_Records supplied_
^^^^^^^^

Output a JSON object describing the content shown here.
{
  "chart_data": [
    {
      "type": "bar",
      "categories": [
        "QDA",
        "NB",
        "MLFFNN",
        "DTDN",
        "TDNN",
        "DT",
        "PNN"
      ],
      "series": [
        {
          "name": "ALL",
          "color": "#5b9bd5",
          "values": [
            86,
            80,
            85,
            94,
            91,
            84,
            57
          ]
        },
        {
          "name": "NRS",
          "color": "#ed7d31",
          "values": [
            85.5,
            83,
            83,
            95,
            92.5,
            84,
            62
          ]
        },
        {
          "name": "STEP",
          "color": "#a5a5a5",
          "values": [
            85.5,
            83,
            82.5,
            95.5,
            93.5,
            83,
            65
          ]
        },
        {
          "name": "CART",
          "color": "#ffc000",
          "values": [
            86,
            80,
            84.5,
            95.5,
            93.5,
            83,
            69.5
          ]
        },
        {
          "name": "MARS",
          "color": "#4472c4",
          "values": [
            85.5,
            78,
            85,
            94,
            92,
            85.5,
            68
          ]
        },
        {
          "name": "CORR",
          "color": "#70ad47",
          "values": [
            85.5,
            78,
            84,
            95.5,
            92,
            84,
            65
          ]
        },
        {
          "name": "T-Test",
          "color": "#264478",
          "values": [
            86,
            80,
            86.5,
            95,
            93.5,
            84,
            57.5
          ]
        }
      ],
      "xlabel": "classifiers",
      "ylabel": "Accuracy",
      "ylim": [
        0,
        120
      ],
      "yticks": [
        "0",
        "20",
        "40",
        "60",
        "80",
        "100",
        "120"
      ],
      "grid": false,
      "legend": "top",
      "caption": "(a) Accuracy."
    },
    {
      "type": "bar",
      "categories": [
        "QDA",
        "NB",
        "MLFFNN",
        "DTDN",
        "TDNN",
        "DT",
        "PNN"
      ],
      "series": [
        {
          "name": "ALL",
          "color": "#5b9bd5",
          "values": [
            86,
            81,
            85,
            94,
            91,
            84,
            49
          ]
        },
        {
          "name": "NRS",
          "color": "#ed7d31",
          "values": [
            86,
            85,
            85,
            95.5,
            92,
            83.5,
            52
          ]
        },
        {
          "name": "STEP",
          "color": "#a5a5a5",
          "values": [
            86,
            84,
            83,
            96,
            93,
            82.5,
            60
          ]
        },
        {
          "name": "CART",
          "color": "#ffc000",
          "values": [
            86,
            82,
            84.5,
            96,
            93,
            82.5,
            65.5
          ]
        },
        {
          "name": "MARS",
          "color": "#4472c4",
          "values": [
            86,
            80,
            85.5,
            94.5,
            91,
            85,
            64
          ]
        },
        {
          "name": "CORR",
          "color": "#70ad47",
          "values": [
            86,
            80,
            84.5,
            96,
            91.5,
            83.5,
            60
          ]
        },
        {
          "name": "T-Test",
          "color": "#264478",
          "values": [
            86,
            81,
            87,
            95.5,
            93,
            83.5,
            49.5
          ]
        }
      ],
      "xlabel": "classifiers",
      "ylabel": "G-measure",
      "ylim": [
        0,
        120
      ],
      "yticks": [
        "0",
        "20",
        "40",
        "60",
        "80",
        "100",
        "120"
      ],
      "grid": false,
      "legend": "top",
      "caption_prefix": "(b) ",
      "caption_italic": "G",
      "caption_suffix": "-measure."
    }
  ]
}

^^^^^^^^

_Task requirements_
Reply with one number only, the count of lines above that hold the string "Accuracy".

_Solved exercise_
2